### Required work
Whenever "国金证券研究所" appears in a line, please copy that line from the data.
++++++++++
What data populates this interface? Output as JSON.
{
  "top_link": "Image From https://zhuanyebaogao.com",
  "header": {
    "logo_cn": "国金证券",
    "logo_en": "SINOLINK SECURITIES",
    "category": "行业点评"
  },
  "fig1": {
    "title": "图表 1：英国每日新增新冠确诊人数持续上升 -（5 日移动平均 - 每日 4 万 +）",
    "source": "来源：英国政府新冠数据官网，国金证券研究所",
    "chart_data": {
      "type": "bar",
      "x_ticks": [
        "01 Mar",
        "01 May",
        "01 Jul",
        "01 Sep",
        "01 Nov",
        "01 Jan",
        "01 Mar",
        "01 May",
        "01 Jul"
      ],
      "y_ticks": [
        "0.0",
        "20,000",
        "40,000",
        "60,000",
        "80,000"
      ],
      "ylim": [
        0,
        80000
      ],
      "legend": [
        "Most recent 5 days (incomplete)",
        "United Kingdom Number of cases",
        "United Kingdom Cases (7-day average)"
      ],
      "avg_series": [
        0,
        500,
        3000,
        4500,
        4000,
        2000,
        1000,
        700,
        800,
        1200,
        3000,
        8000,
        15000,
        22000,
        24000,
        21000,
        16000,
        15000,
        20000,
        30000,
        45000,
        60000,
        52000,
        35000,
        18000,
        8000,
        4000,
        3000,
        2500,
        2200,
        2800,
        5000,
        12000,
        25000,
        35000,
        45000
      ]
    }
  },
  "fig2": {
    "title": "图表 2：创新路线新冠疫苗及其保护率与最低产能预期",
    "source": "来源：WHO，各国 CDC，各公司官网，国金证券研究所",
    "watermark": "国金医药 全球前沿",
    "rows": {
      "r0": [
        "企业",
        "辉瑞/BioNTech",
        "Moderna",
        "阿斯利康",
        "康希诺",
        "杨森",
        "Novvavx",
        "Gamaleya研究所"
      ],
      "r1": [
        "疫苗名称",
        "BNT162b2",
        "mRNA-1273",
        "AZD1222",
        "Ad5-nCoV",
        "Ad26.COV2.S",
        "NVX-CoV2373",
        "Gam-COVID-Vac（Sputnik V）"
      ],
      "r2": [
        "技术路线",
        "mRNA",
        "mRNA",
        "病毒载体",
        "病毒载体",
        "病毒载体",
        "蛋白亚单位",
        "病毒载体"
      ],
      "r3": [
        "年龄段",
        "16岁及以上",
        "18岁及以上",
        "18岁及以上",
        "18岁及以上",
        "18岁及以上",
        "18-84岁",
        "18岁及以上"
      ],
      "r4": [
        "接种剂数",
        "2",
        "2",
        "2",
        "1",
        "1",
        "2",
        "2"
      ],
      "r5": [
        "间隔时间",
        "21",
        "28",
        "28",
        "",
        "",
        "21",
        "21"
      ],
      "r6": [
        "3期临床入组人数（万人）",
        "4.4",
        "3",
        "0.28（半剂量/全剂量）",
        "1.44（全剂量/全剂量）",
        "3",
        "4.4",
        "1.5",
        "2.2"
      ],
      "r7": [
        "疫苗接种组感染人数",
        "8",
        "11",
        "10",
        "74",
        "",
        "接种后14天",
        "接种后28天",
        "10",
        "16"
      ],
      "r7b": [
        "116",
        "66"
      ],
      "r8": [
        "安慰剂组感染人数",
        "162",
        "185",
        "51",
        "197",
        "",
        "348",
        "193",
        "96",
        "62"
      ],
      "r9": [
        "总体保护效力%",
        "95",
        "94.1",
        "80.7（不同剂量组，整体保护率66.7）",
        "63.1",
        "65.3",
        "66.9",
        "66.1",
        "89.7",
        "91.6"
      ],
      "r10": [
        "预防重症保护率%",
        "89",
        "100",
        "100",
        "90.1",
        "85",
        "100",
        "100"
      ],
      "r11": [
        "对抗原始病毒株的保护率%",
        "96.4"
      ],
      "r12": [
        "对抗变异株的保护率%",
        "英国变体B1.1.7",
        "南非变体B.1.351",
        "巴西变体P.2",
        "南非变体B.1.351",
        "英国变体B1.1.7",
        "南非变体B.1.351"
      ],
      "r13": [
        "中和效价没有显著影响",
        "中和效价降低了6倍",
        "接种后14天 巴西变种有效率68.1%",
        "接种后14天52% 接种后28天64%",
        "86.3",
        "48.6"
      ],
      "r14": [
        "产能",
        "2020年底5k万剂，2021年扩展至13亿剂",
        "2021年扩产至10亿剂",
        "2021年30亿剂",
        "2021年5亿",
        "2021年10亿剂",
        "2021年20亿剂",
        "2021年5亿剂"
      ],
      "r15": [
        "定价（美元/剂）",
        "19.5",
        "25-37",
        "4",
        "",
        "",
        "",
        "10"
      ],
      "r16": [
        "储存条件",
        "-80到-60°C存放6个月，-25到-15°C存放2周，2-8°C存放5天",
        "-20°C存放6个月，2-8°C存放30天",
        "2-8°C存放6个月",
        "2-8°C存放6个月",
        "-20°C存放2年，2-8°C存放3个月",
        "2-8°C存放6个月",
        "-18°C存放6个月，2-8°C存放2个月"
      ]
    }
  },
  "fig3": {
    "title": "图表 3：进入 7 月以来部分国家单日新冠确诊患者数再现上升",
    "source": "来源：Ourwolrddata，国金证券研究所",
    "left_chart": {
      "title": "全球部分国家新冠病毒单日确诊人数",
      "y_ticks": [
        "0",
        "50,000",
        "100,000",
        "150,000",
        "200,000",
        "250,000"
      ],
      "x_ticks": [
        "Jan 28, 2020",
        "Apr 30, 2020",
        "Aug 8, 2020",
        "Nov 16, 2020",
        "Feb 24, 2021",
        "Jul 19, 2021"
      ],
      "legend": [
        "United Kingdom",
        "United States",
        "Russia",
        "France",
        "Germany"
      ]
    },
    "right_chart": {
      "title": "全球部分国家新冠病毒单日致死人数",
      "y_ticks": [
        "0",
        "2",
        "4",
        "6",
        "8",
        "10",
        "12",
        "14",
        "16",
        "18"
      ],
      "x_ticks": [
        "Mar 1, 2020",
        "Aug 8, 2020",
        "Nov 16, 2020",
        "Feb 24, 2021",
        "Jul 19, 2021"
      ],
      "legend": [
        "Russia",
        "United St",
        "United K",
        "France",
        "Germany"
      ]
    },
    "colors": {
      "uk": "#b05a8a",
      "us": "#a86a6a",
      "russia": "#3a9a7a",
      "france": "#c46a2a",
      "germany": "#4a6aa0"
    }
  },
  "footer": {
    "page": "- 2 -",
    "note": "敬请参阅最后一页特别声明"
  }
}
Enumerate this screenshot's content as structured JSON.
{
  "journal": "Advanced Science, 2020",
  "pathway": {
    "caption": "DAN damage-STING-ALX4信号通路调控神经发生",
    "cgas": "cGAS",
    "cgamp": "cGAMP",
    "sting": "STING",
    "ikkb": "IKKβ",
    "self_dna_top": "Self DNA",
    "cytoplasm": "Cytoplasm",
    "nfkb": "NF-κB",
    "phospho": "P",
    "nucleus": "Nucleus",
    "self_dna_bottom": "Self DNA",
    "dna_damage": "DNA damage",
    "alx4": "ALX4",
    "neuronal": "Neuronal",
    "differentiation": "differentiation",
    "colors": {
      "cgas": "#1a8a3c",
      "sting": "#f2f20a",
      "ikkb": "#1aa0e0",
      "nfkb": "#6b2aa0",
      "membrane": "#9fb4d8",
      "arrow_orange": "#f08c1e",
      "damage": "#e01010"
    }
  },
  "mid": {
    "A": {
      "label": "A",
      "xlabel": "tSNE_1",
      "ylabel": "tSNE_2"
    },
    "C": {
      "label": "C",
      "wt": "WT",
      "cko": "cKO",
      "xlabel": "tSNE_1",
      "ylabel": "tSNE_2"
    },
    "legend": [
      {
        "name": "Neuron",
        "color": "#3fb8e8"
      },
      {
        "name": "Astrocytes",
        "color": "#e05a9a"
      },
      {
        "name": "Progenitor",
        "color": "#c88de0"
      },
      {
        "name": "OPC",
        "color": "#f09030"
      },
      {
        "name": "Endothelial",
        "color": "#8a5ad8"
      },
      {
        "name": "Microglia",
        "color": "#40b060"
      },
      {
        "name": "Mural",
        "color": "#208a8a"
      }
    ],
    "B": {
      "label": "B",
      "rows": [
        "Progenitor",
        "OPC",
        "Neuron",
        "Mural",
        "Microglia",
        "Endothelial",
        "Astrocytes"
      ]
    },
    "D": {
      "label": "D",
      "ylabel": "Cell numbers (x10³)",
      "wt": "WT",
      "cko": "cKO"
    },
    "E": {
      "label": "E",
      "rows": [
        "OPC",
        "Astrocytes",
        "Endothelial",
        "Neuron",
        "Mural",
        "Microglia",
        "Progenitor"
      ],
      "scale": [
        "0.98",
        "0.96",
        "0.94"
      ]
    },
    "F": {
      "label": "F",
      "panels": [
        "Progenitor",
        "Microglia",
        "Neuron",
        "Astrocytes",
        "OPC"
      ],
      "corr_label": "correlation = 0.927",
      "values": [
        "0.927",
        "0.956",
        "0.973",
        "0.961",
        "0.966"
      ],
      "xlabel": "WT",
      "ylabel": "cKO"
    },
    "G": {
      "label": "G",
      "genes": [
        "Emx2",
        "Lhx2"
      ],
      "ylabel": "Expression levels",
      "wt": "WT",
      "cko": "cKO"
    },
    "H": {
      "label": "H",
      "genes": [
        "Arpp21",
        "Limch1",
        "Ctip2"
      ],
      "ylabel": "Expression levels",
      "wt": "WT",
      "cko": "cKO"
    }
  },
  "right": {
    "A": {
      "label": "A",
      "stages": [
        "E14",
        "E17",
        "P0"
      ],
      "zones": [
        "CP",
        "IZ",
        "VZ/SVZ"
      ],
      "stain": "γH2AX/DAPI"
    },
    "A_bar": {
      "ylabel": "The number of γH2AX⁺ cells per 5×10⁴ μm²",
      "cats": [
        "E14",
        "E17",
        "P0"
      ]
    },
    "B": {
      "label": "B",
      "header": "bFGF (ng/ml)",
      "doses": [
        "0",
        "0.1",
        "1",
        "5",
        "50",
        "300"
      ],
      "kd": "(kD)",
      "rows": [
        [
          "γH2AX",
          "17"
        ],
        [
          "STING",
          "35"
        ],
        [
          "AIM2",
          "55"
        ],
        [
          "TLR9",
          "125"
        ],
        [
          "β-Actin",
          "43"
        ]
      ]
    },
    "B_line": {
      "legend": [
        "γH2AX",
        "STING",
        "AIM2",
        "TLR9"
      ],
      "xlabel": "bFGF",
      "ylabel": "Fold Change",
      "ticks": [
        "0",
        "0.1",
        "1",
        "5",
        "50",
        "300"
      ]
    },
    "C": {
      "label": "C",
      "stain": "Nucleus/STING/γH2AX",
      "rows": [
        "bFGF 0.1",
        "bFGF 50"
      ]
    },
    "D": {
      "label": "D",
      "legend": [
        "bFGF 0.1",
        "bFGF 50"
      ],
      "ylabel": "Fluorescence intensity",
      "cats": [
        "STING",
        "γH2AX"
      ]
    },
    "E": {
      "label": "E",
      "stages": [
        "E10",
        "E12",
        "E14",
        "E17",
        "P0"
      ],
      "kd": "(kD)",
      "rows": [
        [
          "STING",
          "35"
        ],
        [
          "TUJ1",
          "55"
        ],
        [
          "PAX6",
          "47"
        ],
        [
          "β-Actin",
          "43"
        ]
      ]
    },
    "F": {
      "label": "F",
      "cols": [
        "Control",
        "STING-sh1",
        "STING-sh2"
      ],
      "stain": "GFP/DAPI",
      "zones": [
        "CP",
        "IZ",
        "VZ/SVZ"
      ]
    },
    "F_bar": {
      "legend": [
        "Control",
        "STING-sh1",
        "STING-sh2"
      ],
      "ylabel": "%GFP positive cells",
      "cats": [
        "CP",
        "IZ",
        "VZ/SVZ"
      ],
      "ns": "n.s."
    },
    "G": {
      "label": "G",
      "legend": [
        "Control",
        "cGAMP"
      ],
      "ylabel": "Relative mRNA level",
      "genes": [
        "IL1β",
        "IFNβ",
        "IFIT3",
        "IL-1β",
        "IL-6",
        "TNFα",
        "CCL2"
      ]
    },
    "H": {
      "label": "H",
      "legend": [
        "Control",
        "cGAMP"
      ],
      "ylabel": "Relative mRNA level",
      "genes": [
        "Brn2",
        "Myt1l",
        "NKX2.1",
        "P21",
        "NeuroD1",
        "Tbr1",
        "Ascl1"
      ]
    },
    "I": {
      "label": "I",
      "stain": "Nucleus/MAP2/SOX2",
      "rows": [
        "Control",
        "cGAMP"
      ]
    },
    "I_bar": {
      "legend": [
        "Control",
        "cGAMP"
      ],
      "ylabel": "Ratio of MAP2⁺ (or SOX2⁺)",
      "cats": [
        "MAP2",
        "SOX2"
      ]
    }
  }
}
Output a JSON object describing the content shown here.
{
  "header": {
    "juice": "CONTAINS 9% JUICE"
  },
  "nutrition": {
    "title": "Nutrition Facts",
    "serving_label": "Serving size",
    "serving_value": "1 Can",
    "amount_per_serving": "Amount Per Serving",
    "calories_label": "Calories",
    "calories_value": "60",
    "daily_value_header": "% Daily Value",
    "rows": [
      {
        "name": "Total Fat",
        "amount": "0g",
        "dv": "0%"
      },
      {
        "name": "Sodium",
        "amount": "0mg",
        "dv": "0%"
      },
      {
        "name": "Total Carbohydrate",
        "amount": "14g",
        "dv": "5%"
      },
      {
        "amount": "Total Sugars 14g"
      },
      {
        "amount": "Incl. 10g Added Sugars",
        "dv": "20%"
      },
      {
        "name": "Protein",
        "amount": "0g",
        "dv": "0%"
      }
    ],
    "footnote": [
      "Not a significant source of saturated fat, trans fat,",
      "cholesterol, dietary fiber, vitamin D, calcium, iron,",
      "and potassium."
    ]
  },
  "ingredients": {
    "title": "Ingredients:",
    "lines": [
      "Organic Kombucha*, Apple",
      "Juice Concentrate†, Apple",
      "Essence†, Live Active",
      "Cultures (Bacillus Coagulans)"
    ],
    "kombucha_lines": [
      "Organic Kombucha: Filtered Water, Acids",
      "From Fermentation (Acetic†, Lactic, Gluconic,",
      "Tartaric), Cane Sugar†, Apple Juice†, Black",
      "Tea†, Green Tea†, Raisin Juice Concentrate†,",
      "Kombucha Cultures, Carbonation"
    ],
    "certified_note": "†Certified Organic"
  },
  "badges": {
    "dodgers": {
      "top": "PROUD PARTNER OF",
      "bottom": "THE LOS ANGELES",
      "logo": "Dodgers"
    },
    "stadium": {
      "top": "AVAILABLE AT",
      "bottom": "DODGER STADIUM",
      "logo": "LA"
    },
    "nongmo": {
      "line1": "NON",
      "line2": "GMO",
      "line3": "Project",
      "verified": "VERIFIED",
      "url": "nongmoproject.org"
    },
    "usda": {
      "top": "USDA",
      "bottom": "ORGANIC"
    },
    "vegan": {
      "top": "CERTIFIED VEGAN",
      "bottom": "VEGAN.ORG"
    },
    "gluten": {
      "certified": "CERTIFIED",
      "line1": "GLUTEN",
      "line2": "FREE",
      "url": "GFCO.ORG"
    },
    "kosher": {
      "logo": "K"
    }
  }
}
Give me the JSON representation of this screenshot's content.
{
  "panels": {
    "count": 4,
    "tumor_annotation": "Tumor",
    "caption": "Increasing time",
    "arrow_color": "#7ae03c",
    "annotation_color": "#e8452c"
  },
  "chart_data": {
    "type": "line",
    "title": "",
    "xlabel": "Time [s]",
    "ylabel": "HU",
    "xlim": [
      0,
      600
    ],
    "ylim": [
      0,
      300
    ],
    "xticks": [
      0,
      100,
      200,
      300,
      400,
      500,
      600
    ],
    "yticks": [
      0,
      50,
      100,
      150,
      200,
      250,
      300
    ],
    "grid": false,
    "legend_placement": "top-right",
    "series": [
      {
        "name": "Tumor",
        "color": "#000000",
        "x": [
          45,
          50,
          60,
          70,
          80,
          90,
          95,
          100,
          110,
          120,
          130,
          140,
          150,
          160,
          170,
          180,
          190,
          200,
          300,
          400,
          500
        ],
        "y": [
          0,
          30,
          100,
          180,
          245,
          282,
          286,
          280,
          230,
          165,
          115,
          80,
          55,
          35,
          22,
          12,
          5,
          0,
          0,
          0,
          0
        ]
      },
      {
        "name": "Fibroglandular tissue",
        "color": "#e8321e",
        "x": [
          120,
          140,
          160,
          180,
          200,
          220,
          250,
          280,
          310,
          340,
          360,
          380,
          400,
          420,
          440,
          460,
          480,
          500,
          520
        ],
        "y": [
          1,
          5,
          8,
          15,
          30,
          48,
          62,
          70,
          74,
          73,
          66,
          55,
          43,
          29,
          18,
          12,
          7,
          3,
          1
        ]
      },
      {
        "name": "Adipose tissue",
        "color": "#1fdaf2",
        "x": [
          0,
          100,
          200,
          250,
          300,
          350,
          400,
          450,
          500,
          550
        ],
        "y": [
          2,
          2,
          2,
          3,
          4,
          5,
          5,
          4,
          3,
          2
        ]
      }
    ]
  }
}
++++++++++
### Answer space
    "source": "来源：英国政府新冠数据官网，国金证券研究所",
    "source": "来源：WHO，各国 CDC，各公司官网，国金证券研究所",
    "source": "来源：Ourwolrddata，国金证券研究所",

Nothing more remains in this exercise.